**Problem details**: Send back the records in full, character for character.

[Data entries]
═══
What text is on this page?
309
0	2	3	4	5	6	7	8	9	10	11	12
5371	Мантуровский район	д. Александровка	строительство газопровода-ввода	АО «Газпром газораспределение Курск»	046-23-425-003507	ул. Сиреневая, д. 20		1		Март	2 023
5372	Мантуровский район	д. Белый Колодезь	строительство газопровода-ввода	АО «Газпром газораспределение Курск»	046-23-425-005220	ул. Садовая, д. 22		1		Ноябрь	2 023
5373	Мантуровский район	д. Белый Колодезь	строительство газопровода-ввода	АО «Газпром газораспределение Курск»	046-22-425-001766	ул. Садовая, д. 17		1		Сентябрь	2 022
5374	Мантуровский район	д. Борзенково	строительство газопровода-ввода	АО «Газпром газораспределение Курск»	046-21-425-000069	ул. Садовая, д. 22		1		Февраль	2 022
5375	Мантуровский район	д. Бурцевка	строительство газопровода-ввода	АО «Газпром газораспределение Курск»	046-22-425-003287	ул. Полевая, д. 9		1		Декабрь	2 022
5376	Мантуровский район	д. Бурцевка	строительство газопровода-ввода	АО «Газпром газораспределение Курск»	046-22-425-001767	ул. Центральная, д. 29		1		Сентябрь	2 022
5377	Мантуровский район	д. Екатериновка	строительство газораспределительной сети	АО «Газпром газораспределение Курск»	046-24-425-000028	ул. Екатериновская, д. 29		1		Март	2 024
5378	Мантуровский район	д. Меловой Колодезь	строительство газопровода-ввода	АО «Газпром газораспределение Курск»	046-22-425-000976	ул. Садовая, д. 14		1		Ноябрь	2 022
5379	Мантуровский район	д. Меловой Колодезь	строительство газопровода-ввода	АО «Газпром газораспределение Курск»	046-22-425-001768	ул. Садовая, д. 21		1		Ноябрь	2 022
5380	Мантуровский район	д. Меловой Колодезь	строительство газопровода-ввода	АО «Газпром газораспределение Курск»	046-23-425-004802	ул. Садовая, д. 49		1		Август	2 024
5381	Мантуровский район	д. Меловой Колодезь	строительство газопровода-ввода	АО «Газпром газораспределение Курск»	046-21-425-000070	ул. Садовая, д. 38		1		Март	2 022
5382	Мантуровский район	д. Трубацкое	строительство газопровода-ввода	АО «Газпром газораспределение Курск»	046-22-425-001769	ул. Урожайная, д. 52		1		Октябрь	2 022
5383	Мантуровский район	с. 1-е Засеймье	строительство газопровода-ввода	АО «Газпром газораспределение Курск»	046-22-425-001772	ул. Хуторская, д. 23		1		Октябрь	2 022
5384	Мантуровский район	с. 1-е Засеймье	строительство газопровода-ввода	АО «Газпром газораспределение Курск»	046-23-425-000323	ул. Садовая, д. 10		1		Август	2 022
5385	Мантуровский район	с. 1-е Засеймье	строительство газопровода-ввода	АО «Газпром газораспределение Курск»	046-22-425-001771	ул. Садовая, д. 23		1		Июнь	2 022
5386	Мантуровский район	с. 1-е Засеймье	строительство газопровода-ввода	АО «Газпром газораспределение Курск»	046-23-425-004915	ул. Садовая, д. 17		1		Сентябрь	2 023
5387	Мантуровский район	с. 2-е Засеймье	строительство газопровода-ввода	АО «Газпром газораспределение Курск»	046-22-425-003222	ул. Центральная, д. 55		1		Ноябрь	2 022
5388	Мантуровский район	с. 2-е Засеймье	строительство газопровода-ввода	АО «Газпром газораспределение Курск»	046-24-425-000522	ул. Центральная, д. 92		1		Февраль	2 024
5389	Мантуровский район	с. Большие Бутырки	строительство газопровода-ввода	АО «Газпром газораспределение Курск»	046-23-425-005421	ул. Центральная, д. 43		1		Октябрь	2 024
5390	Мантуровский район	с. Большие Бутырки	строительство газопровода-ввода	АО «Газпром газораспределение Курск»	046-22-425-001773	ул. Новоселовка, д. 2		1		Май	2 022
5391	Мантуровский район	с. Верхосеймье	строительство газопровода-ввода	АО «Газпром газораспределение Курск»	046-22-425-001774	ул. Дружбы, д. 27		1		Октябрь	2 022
═══
**Task output**:
What text is on this page?
309
0	2	3	4	5	6	7	8	9	10	11	12
5371	Мантуровский район	д. Александровка	строительство газопровода-ввода	АО «Газпром газораспределение Курск»	046-23-425-003507	ул. Сиреневая, д. 20		1		Март	2 023
5372	Мантуровский район	д. Белый Колодезь	строительство газопровода-ввода	АО «Газпром газораспределение Курск»	046-23-425-005220	ул. Садовая, д. 22		1		Ноябрь	2 023
5373	Мантуровский район	д. Белый Колодезь	строительство газопровода-ввода	АО «Газпром газораспределение Курск»	046-22-425-001766	ул. Садовая, д. 17		1		Сентябрь	2 022
5374	Мантуровский район	д. Борзенково	строительство газопровода-ввода	АО «Газпром газораспределение Курск»	046-21-425-000069	ул. Садовая, д. 22		1		Февраль	2 022
5375	Мантуровский район	д. Бурцевка	строительство газопровода-ввода	АО «Газпром газораспределение Курск»	046-22-425-003287	ул. Полевая, д. 9		1		Декабрь	2 022
5376	Мантуровский район	д. Бурцевка	строительство газопровода-ввода	АО «Газпром газораспределение Курск»	046-22-425-001767	ул. Центральная, д. 29		1		Сентябрь	2 022
5377	Мантуровский район	д. Екатериновка	строительство газораспределительной сети	АО «Газпром газораспределение Курск»	046-24-425-000028	ул. Екатериновская, д. 29		1		Март	2 024
5378	Мантуровский район	д. Меловой Колодезь	строительство газопровода-ввода	АО «Газпром газораспределение Курск»	046-22-425-000976	ул. Садовая, д. 14		1		Ноябрь	2 022
5379	Мантуровский район	д. Меловой Колодезь	строительство газопровода-ввода	АО «Газпром газораспределение Курск»	046-22-425-001768	ул. Садовая, д. 21		1		Ноябрь	2 022
5380	Мантуровский район	д. Меловой Колодезь	строительство газопровода-ввода	АО «Газпром газораспределение Курск»	046-23-425-004802	ул. Садовая, д. 49		1		Август	2 024
5381	Мантуровский район	д. Меловой Колодезь	строительство газопровода-ввода	АО «Газпром газораспределение Курск»	046-21-425-000070	ул. Садовая, д. 38		1		Март	2 022
5382	Мантуровский район	д. Трубацкое	строительство газопровода-ввода	АО «Газпром газораспределение Курск»	046-22-425-001769	ул. Урожайная, д. 52		1		Октябрь	2 022
5383	Мантуровский район	с. 1-е Засеймье	строительство газопровода-ввода	АО «Газпром газораспределение Курск»	046-22-425-001772	ул. Хуторская, д. 23		1		Октябрь	2 022
5384	Мантуровский район	с. 1-е Засеймье	строительство газопровода-ввода	АО «Газпром газораспределение Курск»	046-23-425-000323	ул. Садовая, д. 10		1		Август	2 022
5385	Мантуровский район	с. 1-е Засеймье	строительство газопровода-ввода	АО «Газпром газораспределение Курск»	046-22-425-001771	ул. Садовая, д. 23		1		Июнь	2 022
5386	Мантуровский район	с. 1-е Засеймье	строительство газопровода-ввода	АО «Газпром газораспределение Курск»	046-23-425-004915	ул. Садовая, д. 17		1		Сентябрь	2 023
5387	Мантуровский район	с. 2-е Засеймье	строительство газопровода-ввода	АО «Газпром газораспределение Курск»	046-22-425-003222	ул. Центральная, д. 55		1		Ноябрь	2 022
5388	Мантуровский район	с. 2-е Засеймье	строительство газопровода-ввода	АО «Газпром газораспределение Курск»	046-24-425-000522	ул. Центральная, д. 92		1		Февраль	2 024
5389	Мантуровский район	с. Большие Бутырки	строительство газопровода-ввода	АО «Газпром газораспределение Курск»	046-23-425-005421	ул. Центральная, д. 43		1		Октябрь	2 024
5390	Мантуровский район	с. Большие Бутырки	строительство газопровода-ввода	АО «Газпром газораспределение Курск»	046-22-425-001773	ул. Новоселовка, д. 2		1		Май	2 022
5391	Мантуровский район	с. Верхосеймье	строительство газопровода-ввода	АО «Газпром газораспределение Курск»	046-22-425-001774	ул. Дружбы, д. 27		1		Октябрь	2 022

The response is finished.